● Exercise prompt
Pictures in the records should not be copied, but every other part must be repeated exactly.

● Provided records
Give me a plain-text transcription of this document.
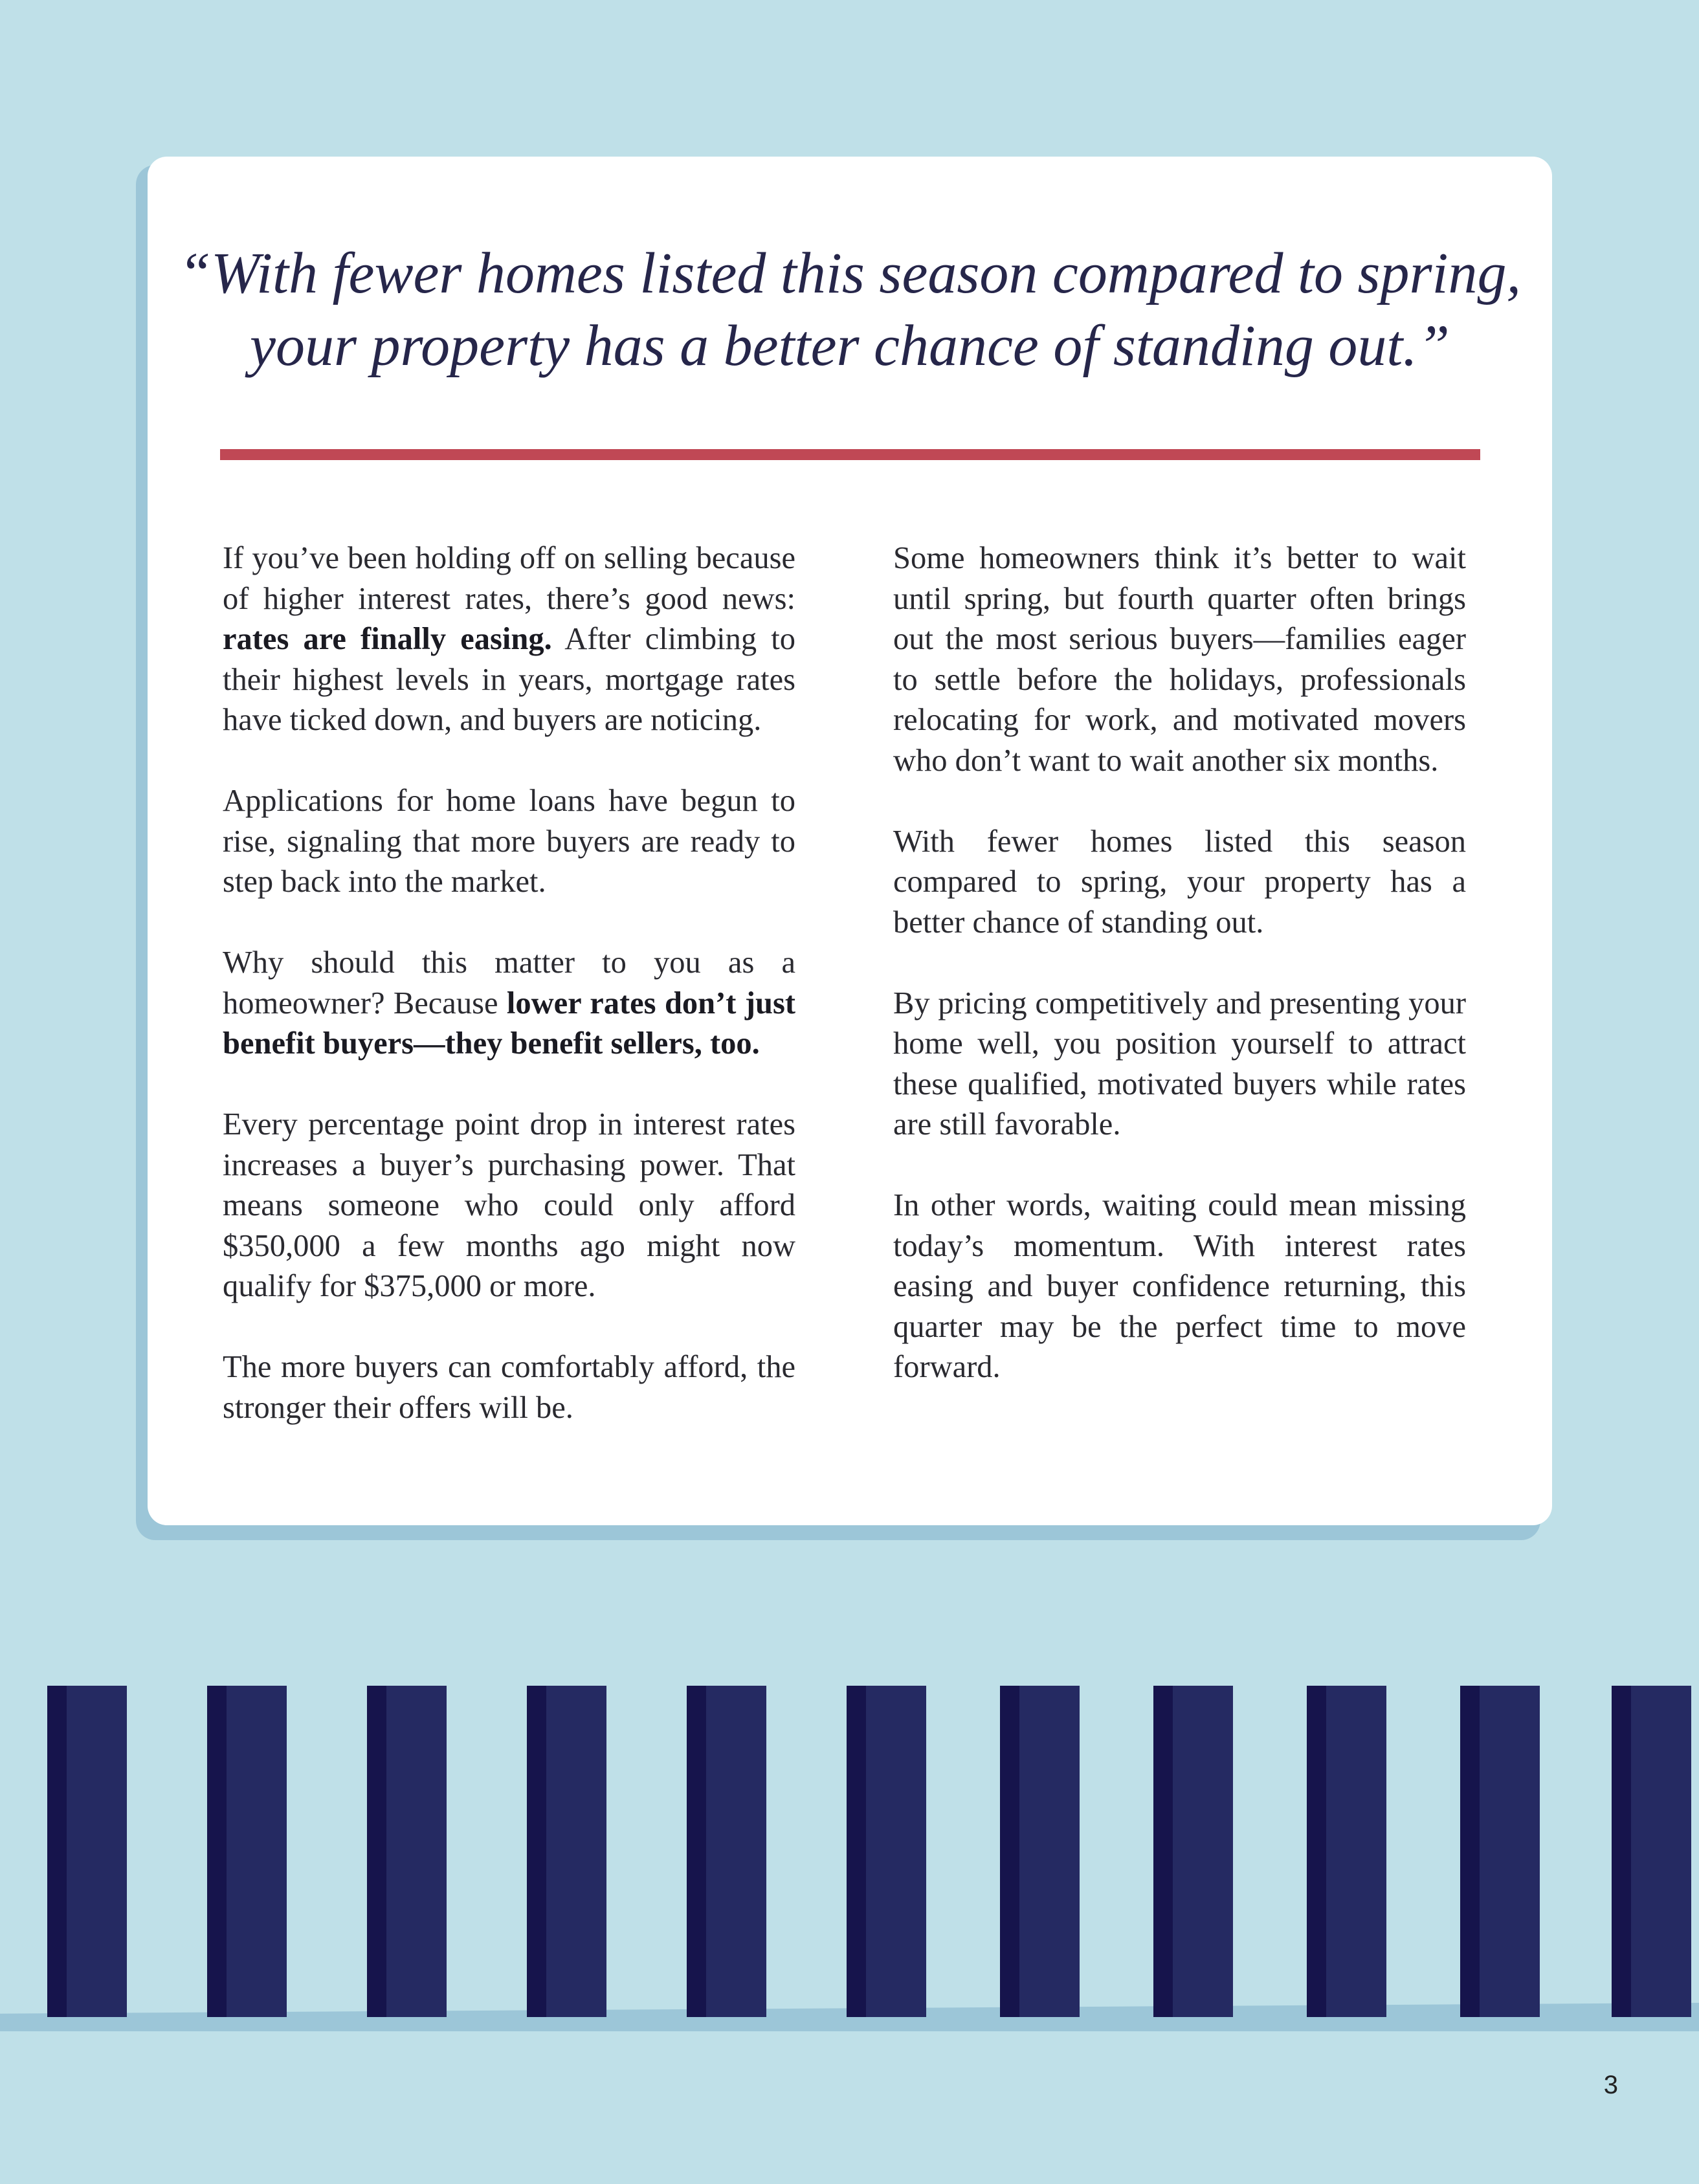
“With fewer homes listed this season compared to spring,
your property has a better chance of standing out.”

If you’ve been holding off on selling because of higher interest rates, there’s good news: rates are finally easing. After climbing to their highest levels in years, mortgage rates have ticked down, and buyers are noticing.

Applications for home loans have begun to rise, signaling that more buyers are ready to step back into the market.

Why should this matter to you as a homeowner? Because lower rates don’t just benefit buyers—they benefit sellers, too.

Every percentage point drop in interest rates increases a buyer’s purchasing power. That means someone who could only afford $350,000 a few months ago might now qualify for $375,000 or more.

The more buyers can comfortably afford, the stronger their offers will be.

Some homeowners think it’s better to wait until spring, but fourth quarter often brings out the most serious buyers—families eager to settle before the holidays, professionals relocating for work, and motivated movers who don’t want to wait another six months.

With fewer homes listed this season compared to spring, your property has a better chance of standing out.

By pricing competitively and presenting your home well, you position yourself to attract these qualified, motivated buyers while rates are still favorable.

In other words, waiting could mean missing today’s momentum. With interest rates easing and buyer confidence returning, this quarter may be the perfect time to move forward.

3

● Answer for this exercise
Give me a plain-text transcription of this document.
“With fewer homes listed this season compared to spring,
your property has a better chance of standing out.”

If you’ve been holding off on selling because of higher interest rates, there’s good news: rates are finally easing. After climbing to their highest levels in years, mortgage rates have ticked down, and buyers are noticing.

Applications for home loans have begun to rise, signaling that more buyers are ready to step back into the market.

Why should this matter to you as a homeowner? Because lower rates don’t just benefit buyers—they benefit sellers, too.

Every percentage point drop in interest rates increases a buyer’s purchasing power. That means someone who could only afford $350,000 a few months ago might now qualify for $375,000 or more.

The more buyers can comfortably afford, the stronger their offers will be.

Some homeowners think it’s better to wait until spring, but fourth quarter often brings out the most serious buyers—families eager to settle before the holidays, professionals relocating for work, and motivated movers who don’t want to wait another six months.

With fewer homes listed this season compared to spring, your property has a better chance of standing out.

By pricing competitively and presenting your home well, you position yourself to attract these qualified, motivated buyers while rates are still favorable.

In other words, waiting could mean missing today’s momentum. With interest rates easing and buyer confidence returning, this quarter may be the perfect time to move forward.

3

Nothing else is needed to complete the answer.